Would you return the complete listing below word for word?

[Dataset records]
+ + + +

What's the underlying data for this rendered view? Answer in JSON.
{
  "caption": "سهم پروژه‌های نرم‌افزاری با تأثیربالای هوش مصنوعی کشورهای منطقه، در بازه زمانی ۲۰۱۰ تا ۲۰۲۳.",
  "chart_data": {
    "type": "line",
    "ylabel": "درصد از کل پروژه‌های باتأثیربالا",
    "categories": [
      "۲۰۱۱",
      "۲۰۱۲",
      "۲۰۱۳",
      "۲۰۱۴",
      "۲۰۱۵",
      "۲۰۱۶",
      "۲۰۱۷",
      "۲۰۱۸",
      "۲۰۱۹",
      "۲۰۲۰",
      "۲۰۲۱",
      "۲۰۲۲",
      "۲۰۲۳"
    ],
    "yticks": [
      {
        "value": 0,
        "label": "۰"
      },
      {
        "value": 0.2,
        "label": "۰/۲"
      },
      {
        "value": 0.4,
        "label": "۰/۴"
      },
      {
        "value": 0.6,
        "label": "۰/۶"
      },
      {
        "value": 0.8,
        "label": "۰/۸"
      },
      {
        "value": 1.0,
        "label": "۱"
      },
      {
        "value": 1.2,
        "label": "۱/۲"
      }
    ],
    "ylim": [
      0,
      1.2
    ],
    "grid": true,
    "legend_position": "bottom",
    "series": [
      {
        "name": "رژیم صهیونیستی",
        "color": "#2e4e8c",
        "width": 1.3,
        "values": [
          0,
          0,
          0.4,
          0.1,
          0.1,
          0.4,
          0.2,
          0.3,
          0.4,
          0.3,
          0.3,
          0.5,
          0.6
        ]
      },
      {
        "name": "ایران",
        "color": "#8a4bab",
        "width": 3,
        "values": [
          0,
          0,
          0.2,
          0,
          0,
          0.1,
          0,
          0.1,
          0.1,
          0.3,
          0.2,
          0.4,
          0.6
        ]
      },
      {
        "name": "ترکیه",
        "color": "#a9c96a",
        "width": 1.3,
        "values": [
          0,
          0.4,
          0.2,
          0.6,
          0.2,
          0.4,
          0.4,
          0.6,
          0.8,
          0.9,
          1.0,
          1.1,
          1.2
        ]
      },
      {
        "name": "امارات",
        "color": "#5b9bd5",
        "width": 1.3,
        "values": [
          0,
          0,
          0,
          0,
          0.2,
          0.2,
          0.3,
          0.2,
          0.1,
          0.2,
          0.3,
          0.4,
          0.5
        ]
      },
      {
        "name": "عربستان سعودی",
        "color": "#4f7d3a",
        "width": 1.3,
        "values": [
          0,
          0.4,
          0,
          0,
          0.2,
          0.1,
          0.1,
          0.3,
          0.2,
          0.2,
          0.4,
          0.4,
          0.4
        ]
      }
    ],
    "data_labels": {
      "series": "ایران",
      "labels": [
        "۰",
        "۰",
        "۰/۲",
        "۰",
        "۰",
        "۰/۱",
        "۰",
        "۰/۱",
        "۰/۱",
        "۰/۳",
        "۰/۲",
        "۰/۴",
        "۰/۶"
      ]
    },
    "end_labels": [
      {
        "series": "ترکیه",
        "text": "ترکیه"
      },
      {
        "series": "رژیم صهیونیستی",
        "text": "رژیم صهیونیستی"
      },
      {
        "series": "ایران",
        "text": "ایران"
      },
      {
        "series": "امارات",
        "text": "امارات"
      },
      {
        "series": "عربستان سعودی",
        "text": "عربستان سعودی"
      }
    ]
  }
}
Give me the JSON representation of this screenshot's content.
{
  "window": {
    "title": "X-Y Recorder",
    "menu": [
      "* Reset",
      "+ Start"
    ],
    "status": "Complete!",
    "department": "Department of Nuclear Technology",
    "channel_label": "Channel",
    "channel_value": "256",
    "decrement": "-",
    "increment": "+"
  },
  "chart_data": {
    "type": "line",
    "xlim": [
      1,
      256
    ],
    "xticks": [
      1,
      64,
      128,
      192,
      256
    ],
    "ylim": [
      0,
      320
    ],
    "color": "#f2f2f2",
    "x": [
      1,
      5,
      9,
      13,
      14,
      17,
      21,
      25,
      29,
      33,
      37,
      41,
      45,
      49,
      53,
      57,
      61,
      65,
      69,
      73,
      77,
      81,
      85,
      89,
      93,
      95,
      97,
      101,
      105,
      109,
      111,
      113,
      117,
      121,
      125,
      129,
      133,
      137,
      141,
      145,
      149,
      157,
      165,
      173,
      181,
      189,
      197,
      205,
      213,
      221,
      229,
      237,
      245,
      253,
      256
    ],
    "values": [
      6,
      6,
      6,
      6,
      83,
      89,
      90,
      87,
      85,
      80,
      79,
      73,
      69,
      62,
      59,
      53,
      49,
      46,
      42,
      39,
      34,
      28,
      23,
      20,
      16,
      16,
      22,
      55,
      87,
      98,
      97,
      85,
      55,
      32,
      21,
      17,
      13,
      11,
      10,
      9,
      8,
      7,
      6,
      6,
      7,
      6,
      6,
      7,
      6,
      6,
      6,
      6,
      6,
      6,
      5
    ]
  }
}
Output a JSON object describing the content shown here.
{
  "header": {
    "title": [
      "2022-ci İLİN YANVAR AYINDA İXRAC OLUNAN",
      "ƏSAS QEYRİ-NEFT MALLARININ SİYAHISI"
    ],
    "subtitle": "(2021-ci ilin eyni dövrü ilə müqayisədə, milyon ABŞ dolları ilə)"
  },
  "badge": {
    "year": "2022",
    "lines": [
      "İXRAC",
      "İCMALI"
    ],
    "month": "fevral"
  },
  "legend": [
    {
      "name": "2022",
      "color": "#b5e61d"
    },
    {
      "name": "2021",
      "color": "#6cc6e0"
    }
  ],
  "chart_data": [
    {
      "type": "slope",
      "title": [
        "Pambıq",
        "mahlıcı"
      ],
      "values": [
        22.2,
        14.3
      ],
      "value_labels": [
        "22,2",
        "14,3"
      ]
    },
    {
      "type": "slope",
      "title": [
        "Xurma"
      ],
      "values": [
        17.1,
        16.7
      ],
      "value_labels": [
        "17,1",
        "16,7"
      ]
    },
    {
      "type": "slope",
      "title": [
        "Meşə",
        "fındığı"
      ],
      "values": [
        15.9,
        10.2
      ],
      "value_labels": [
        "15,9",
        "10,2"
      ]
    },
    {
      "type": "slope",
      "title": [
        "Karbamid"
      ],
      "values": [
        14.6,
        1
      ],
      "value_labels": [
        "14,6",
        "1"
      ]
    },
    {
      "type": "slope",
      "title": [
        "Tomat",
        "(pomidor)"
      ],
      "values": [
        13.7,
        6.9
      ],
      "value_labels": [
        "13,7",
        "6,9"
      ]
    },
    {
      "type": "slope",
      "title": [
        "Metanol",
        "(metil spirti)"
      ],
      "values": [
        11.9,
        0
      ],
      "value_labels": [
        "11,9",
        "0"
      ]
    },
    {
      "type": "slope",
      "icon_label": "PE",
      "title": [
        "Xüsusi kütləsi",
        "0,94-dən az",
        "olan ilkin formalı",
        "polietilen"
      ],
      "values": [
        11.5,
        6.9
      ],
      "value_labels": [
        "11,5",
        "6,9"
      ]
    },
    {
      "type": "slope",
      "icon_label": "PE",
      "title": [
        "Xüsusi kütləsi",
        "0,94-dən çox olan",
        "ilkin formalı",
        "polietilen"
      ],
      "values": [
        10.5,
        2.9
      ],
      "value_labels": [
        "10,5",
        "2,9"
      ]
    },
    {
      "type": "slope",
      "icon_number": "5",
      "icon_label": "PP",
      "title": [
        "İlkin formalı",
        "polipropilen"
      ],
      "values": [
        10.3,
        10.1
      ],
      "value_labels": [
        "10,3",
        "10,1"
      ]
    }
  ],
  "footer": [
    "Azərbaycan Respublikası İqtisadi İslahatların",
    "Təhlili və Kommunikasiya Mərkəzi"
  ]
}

+ + + +

RESPONSE TO THE TASK:
What's the underlying data for this rendered view? Answer in JSON.
{
  "caption": "سهم پروژه‌های نرم‌افزاری با تأثیربالای هوش مصنوعی کشورهای منطقه، در بازه زمانی ۲۰۱۰ تا ۲۰۲۳.",
  "chart_data": {
    "type": "line",
    "ylabel": "درصد از کل پروژه‌های باتأثیربالا",
    "categories": [
      "۲۰۱۱",
      "۲۰۱۲",
      "۲۰۱۳",
      "۲۰۱۴",
      "۲۰۱۵",
      "۲۰۱۶",
      "۲۰۱۷",
      "۲۰۱۸",
      "۲۰۱۹",
      "۲۰۲۰",
      "۲۰۲۱",
      "۲۰۲۲",
      "۲۰۲۳"
    ],
    "yticks": [
      {
        "value": 0,
        "label": "۰"
      },
      {
        "value": 0.2,
        "label": "۰/۲"
      },
      {
        "value": 0.4,
        "label": "۰/۴"
      },
      {
        "value": 0.6,
        "label": "۰/۶"
      },
      {
        "value": 0.8,
        "label": "۰/۸"
      },
      {
        "value": 1.0,
        "label": "۱"
      },
      {
        "value": 1.2,
        "label": "۱/۲"
      }
    ],
    "ylim": [
      0,
      1.2
    ],
    "grid": true,
    "legend_position": "bottom",
    "series": [
      {
        "name": "رژیم صهیونیستی",
        "color": "#2e4e8c",
        "width": 1.3,
        "values": [
          0,
          0,
          0.4,
          0.1,
          0.1,
          0.4,
          0.2,
          0.3,
          0.4,
          0.3,
          0.3,
          0.5,
          0.6
        ]
      },
      {
        "name": "ایران",
        "color": "#8a4bab",
        "width": 3,
        "values": [
          0,
          0,
          0.2,
          0,
          0,
          0.1,
          0,
          0.1,
          0.1,
          0.3,
          0.2,
          0.4,
          0.6
        ]
      },
      {
        "name": "ترکیه",
        "color": "#a9c96a",
        "width": 1.3,
        "values": [
          0,
          0.4,
          0.2,
          0.6,
          0.2,
          0.4,
          0.4,
          0.6,
          0.8,
          0.9,
          1.0,
          1.1,
          1.2
        ]
      },
      {
        "name": "امارات",
        "color": "#5b9bd5",
        "width": 1.3,
        "values": [
          0,
          0,
          0,
          0,
          0.2,
          0.2,
          0.3,
          0.2,
          0.1,
          0.2,
          0.3,
          0.4,
          0.5
        ]
      },
      {
        "name": "عربستان سعودی",
        "color": "#4f7d3a",
        "width": 1.3,
        "values": [
          0,
          0.4,
          0,
          0,
          0.2,
          0.1,
          0.1,
          0.3,
          0.2,
          0.2,
          0.4,
          0.4,
          0.4
        ]
      }
    ],
    "data_labels": {
      "series": "ایران",
      "labels": [
        "۰",
        "۰",
        "۰/۲",
        "۰",
        "۰",
        "۰/۱",
        "۰",
        "۰/۱",
        "۰/۱",
        "۰/۳",
        "۰/۲",
        "۰/۴",
        "۰/۶"
      ]
    },
    "end_labels": [
      {
        "series": "ترکیه",
        "text": "ترکیه"
      },
      {
        "series": "رژیم صهیونیستی",
        "text": "رژیم صهیونیستی"
      },
      {
        "series": "ایران",
        "text": "ایران"
      },
      {
        "series": "امارات",
        "text": "امارات"
      },
      {
        "series": "عربستان سعودی",
        "text": "عربستان سعودی"
      }
    ]
  }
}
Give me the JSON representation of this screenshot's content.
{
  "window": {
    "title": "X-Y Recorder",
    "menu": [
      "* Reset",
      "+ Start"
    ],
    "status": "Complete!",
    "department": "Department of Nuclear Technology",
    "channel_label": "Channel",
    "channel_value": "256",
    "decrement": "-",
    "increment": "+"
  },
  "chart_data": {
    "type": "line",
    "xlim": [
      1,
      256
    ],
    "xticks": [
      1,
      64,
      128,
      192,
      256
    ],
    "ylim": [
      0,
      320
    ],
    "color": "#f2f2f2",
    "x": [
      1,
      5,
      9,
      13,
      14,
      17,
      21,
      25,
      29,
      33,
      37,
      41,
      45,
      49,
      53,
      57,
      61,
      65,
      69,
      73,
      77,
      81,
      85,
      89,
      93,
      95,
      97,
      101,
      105,
      109,
      111,
      113,
      117,
      121,
      125,
      129,
      133,
      137,
      141,
      145,
      149,
      157,
      165,
      173,
      181,
      189,
      197,
      205,
      213,
      221,
      229,
      237,
      245,
      253,
      256
    ],
    "values": [
      6,
      6,
      6,
      6,
      83,
      89,
      90,
      87,
      85,
      80,
      79,
      73,
      69,
      62,
      59,
      53,
      49,
      46,
      42,
      39,
      34,
      28,
      23,
      20,
      16,
      16,
      22,
      55,
      87,
      98,
      97,
      85,
      55,
      32,
      21,
      17,
      13,
      11,
      10,
      9,
      8,
      7,
      6,
      6,
      7,
      6,
      6,
      7,
      6,
      6,
      6,
      6,
      6,
      6,
      5
    ]
  }
}
Output a JSON object describing the content shown here.
{
  "header": {
    "title": [
      "2022-ci İLİN YANVAR AYINDA İXRAC OLUNAN",
      "ƏSAS QEYRİ-NEFT MALLARININ SİYAHISI"
    ],
    "subtitle": "(2021-ci ilin eyni dövrü ilə müqayisədə, milyon ABŞ dolları ilə)"
  },
  "badge": {
    "year": "2022",
    "lines": [
      "İXRAC",
      "İCMALI"
    ],
    "month": "fevral"
  },
  "legend": [
    {
      "name": "2022",
      "color": "#b5e61d"
    },
    {
      "name": "2021",
      "color": "#6cc6e0"
    }
  ],
  "chart_data": [
    {
      "type": "slope",
      "title": [
        "Pambıq",
        "mahlıcı"
      ],
      "values": [
        22.2,
        14.3
      ],
      "value_labels": [
        "22,2",
        "14,3"
      ]
    },
    {
      "type": "slope",
      "title": [
        "Xurma"
      ],
      "values": [
        17.1,
        16.7
      ],
      "value_labels": [
        "17,1",
        "16,7"
      ]
    },
    {
      "type": "slope",
      "title": [
        "Meşə",
        "fındığı"
      ],
      "values": [
        15.9,
        10.2
      ],
      "value_labels": [
        "15,9",
        "10,2"
      ]
    },
    {
      "type": "slope",
      "title": [
        "Karbamid"
      ],
      "values": [
        14.6,
        1
      ],
      "value_labels": [
        "14,6",
        "1"
      ]
    },
    {
      "type": "slope",
      "title": [
        "Tomat",
        "(pomidor)"
      ],
      "values": [
        13.7,
        6.9
      ],
      "value_labels": [
        "13,7",
        "6,9"
      ]
    },
    {
      "type": "slope",
      "title": [
        "Metanol",
        "(metil spirti)"
      ],
      "values": [
        11.9,
        0
      ],
      "value_labels": [
        "11,9",
        "0"
      ]
    },
    {
      "type": "slope",
      "icon_label": "PE",
      "title": [
        "Xüsusi kütləsi",
        "0,94-dən az",
        "olan ilkin formalı",
        "polietilen"
      ],
      "values": [
        11.5,
        6.9
      ],
      "value_labels": [
        "11,5",
        "6,9"
      ]
    },
    {
      "type": "slope",
      "icon_label": "PE",
      "title": [
        "Xüsusi kütləsi",
        "0,94-dən çox olan",
        "ilkin formalı",
        "polietilen"
      ],
      "values": [
        10.5,
        2.9
      ],
      "value_labels": [
        "10,5",
        "2,9"
      ]
    },
    {
      "type": "slope",
      "icon_number": "5",
      "icon_label": "PP",
      "title": [
        "İlkin formalı",
        "polipropilen"
      ],
      "values": [
        10.3,
        10.1
      ],
      "value_labels": [
        "10,3",
        "10,1"
      ]
    }
  ],
  "footer": [
    "Azərbaycan Respublikası İqtisadi İslahatların",
    "Təhlili və Kommunikasiya Mərkəzi"
  ]
}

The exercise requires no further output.